The request: Keep only the lines of the data below that contain "использования", and copy them.

--

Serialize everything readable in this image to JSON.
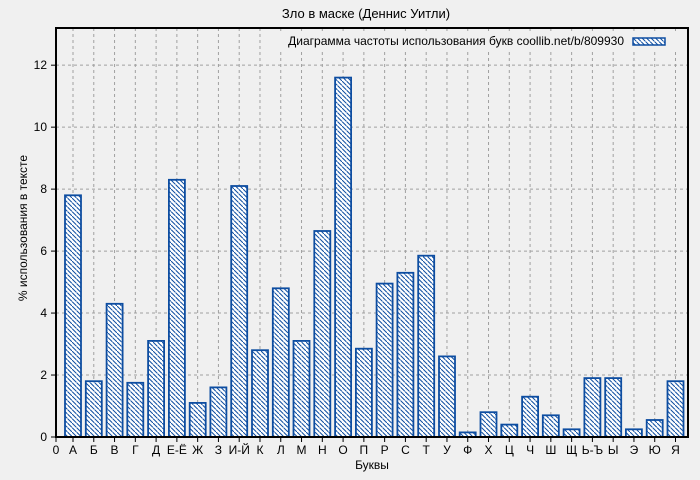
{
  "chart_data": {
    "type": "bar",
    "title": "Зло в маске (Деннис Уитли)",
    "legend": "Диаграмма частоты использования букв coollib.net/b/809930",
    "legend_position": "top-right-inside",
    "xlabel": "Буквы",
    "ylabel": "% использования в тексте",
    "x_origin_label": "0",
    "categories": [
      "А",
      "Б",
      "В",
      "Г",
      "Д",
      "Е-Ё",
      "Ж",
      "З",
      "И-Й",
      "К",
      "Л",
      "М",
      "Н",
      "О",
      "П",
      "Р",
      "С",
      "Т",
      "У",
      "Ф",
      "Х",
      "Ц",
      "Ч",
      "Ш",
      "Щ",
      "Ь-Ъ",
      "Ы",
      "Э",
      "Ю",
      "Я"
    ],
    "values": [
      7.8,
      1.8,
      4.3,
      1.75,
      3.1,
      8.3,
      1.1,
      1.6,
      8.1,
      2.8,
      4.8,
      3.1,
      6.65,
      11.6,
      2.85,
      4.95,
      5.3,
      5.85,
      2.6,
      0.15,
      0.8,
      0.4,
      1.3,
      0.7,
      0.25,
      1.9,
      1.9,
      0.25,
      0.55,
      1.8
    ],
    "yticks": [
      0,
      2,
      4,
      6,
      8,
      10,
      12
    ],
    "ylim": [
      0,
      13.2
    ],
    "grid": true,
    "bar_style": "hatched-diagonal"
  },
  "colors": {
    "background": "#f0f0f0",
    "bar_stroke": "#0d4da1",
    "bar_fill": "#ffffff",
    "grid": "#a0a0a0",
    "border": "#000000",
    "text": "#000000"
  }
}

--

Right answer:
    "legend": "Диаграмма частоты использования букв coollib.net/b/809930",
    "ylabel": "% использования в тексте",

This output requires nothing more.